◆ EXERCISE ◆
Collect all lines below with the string "alpha".

□ □ □ □ □

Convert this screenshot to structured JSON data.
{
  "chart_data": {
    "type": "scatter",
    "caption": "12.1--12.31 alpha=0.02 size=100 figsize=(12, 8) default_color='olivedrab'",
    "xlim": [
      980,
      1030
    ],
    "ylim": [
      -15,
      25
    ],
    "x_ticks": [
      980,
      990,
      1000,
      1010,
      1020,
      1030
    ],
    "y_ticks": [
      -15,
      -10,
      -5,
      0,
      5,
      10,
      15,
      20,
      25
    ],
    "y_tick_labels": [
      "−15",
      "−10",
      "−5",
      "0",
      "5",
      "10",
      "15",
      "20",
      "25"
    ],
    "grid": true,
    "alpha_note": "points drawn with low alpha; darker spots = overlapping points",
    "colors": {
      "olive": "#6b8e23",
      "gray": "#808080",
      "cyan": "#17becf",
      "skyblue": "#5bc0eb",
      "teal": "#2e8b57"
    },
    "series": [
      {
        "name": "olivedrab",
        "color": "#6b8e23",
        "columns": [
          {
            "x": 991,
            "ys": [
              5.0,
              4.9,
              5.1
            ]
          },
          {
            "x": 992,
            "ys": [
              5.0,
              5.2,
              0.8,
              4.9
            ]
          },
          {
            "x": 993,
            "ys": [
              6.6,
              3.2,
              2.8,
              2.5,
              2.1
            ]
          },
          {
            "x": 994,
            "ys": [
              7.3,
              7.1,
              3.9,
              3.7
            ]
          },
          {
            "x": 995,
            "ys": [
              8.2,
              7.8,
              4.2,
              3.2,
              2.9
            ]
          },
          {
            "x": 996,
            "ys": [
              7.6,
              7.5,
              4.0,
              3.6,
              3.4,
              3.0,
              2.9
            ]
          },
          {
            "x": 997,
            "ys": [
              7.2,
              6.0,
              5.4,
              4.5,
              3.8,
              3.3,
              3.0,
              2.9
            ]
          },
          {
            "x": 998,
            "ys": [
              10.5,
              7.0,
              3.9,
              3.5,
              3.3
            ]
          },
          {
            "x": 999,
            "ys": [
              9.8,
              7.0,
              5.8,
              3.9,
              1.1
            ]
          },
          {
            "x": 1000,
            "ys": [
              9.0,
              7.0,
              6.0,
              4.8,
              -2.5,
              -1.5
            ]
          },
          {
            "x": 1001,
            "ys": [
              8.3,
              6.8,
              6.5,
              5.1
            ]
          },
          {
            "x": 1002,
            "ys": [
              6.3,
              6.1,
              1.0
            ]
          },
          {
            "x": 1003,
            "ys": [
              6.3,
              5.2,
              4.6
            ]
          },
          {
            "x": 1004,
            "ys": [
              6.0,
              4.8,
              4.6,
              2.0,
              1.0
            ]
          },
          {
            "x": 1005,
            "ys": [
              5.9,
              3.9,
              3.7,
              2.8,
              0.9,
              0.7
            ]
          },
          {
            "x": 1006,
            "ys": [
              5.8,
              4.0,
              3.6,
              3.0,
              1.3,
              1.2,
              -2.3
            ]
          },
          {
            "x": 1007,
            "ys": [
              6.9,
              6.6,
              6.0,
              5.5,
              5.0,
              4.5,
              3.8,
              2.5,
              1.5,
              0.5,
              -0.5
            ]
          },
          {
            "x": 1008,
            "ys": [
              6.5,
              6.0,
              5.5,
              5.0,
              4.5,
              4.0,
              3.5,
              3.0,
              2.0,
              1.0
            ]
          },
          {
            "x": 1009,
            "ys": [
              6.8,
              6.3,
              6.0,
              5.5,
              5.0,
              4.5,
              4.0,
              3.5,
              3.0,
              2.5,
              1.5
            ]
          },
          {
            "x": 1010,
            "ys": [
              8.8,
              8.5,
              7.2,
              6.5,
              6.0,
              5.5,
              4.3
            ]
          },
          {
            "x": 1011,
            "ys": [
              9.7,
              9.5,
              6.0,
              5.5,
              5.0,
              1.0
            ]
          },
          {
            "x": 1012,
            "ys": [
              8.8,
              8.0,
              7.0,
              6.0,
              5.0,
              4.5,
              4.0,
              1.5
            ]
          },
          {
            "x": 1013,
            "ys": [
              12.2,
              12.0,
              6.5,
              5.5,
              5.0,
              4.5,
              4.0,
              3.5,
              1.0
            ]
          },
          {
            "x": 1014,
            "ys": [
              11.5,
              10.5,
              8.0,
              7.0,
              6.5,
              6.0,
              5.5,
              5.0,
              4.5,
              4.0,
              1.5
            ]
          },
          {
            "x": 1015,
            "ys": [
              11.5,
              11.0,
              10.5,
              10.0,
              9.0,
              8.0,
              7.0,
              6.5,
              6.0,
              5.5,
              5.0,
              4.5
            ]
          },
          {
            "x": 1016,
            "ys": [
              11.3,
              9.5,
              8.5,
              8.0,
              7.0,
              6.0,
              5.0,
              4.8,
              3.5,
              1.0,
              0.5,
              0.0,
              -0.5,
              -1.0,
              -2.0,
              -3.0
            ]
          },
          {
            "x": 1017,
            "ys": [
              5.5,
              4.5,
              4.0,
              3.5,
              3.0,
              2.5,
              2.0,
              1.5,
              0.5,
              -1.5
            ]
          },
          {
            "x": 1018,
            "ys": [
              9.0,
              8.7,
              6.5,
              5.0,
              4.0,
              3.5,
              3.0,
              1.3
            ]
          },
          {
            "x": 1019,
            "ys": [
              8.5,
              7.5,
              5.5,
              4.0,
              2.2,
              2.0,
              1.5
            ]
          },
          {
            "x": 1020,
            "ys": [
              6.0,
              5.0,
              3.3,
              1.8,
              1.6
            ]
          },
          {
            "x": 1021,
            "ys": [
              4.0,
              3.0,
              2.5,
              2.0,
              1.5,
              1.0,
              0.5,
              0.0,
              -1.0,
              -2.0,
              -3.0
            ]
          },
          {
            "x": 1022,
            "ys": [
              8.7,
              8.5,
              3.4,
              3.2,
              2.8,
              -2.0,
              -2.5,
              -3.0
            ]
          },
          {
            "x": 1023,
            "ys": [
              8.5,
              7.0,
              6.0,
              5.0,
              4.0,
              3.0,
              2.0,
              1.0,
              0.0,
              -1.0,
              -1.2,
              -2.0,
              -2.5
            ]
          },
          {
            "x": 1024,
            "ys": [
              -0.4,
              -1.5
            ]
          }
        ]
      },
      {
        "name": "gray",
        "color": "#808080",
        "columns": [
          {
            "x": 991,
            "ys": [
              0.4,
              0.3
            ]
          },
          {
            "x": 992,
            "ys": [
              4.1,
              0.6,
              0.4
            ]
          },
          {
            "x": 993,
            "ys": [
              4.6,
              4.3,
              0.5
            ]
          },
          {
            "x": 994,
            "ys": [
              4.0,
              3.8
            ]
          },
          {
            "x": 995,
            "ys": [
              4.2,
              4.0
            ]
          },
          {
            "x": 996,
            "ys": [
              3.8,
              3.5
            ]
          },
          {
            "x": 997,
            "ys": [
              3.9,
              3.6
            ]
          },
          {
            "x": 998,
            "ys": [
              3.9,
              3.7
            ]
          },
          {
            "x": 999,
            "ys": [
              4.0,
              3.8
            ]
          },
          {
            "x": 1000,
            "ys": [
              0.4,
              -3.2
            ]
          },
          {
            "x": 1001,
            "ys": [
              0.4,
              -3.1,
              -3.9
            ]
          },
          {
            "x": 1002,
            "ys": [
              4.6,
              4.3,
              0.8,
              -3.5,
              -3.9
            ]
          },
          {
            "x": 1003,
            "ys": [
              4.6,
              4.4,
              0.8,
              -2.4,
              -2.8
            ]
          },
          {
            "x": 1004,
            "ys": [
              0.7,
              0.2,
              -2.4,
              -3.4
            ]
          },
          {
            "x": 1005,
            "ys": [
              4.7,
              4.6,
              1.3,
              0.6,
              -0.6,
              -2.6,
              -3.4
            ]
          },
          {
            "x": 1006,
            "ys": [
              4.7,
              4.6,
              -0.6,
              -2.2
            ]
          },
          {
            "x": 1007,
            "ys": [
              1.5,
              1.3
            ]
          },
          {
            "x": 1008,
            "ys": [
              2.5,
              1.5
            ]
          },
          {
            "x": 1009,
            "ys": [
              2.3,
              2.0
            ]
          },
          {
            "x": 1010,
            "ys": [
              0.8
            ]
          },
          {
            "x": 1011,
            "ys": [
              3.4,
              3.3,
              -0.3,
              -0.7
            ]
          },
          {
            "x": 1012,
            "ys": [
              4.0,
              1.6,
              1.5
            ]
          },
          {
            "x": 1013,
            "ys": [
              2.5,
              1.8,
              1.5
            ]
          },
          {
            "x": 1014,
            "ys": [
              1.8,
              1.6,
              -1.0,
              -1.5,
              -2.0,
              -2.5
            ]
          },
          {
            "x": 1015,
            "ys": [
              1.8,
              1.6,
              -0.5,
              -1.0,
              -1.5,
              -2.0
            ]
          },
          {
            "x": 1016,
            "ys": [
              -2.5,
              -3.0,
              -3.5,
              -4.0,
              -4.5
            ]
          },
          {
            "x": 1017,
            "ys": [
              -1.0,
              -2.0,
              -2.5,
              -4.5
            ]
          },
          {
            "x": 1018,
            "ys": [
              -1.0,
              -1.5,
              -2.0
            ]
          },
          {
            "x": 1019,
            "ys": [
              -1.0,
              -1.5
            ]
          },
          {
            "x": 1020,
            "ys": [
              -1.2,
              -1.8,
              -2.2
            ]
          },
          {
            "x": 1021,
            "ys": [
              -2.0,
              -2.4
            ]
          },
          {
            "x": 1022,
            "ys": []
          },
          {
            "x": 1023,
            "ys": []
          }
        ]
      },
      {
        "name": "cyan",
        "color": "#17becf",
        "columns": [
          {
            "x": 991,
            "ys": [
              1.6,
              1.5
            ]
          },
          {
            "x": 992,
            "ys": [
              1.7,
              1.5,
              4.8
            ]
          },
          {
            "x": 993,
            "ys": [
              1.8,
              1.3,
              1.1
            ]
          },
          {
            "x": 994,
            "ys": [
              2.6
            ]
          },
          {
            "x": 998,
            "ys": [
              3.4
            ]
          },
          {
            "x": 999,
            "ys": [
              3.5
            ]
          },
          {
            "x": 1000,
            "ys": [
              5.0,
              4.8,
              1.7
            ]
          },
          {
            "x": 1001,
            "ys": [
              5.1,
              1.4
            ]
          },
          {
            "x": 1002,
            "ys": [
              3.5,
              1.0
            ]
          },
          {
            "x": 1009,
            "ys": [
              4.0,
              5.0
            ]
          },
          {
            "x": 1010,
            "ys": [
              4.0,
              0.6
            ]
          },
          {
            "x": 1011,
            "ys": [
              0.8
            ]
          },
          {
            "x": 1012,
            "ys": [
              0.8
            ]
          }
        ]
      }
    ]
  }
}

□ □ □ □ □

◆ FINISHED ANSWER ◆
    "caption": "12.1--12.31 alpha=0.02 size=100 figsize=(12, 8) default_color='olivedrab'",
    "alpha_note": "points drawn with low alpha; darker spots = overlapping points",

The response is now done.